Below are records to be output exactly, every one of them.

--- start of Data for this task ---

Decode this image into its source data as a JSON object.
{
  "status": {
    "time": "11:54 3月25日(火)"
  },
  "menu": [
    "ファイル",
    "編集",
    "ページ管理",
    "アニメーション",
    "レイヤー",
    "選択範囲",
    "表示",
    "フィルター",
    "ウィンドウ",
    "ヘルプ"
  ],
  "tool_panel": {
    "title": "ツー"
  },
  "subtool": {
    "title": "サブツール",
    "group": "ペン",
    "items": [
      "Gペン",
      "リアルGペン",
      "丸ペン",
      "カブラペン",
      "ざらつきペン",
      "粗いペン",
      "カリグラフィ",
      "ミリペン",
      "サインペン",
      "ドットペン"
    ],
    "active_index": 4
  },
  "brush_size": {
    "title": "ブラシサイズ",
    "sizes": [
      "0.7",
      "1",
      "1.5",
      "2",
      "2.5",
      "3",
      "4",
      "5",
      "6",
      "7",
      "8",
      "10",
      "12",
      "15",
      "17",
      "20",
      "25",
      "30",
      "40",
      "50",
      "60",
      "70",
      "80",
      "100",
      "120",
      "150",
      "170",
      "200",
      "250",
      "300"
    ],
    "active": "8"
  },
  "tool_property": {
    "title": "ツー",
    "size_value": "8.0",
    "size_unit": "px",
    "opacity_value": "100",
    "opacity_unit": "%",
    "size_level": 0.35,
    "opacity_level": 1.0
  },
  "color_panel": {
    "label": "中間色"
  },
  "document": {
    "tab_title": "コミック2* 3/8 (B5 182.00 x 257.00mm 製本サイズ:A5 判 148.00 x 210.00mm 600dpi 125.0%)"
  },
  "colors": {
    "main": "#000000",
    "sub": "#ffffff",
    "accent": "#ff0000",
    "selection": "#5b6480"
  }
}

--- end of Data for this task ---

- **Written reply**:
Decode this image into its source data as a JSON object.
{
  "status": {
    "time": "11:54 3月25日(火)"
  },
  "menu": [
    "ファイル",
    "編集",
    "ページ管理",
    "アニメーション",
    "レイヤー",
    "選択範囲",
    "表示",
    "フィルター",
    "ウィンドウ",
    "ヘルプ"
  ],
  "tool_panel": {
    "title": "ツー"
  },
  "subtool": {
    "title": "サブツール",
    "group": "ペン",
    "items": [
      "Gペン",
      "リアルGペン",
      "丸ペン",
      "カブラペン",
      "ざらつきペン",
      "粗いペン",
      "カリグラフィ",
      "ミリペン",
      "サインペン",
      "ドットペン"
    ],
    "active_index": 4
  },
  "brush_size": {
    "title": "ブラシサイズ",
    "sizes": [
      "0.7",
      "1",
      "1.5",
      "2",
      "2.5",
      "3",
      "4",
      "5",
      "6",
      "7",
      "8",
      "10",
      "12",
      "15",
      "17",
      "20",
      "25",
      "30",
      "40",
      "50",
      "60",
      "70",
      "80",
      "100",
      "120",
      "150",
      "170",
      "200",
      "250",
      "300"
    ],
    "active": "8"
  },
  "tool_property": {
    "title": "ツー",
    "size_value": "8.0",
    "size_unit": "px",
    "opacity_value": "100",
    "opacity_unit": "%",
    "size_level": 0.35,
    "opacity_level": 1.0
  },
  "color_panel": {
    "label": "中間色"
  },
  "document": {
    "tab_title": "コミック2* 3/8 (B5 182.00 x 257.00mm 製本サイズ:A5 判 148.00 x 210.00mm 600dpi 125.0%)"
  },
  "colors": {
    "main": "#000000",
    "sub": "#ffffff",
    "accent": "#ff0000",
    "selection": "#5b6480"
  }
}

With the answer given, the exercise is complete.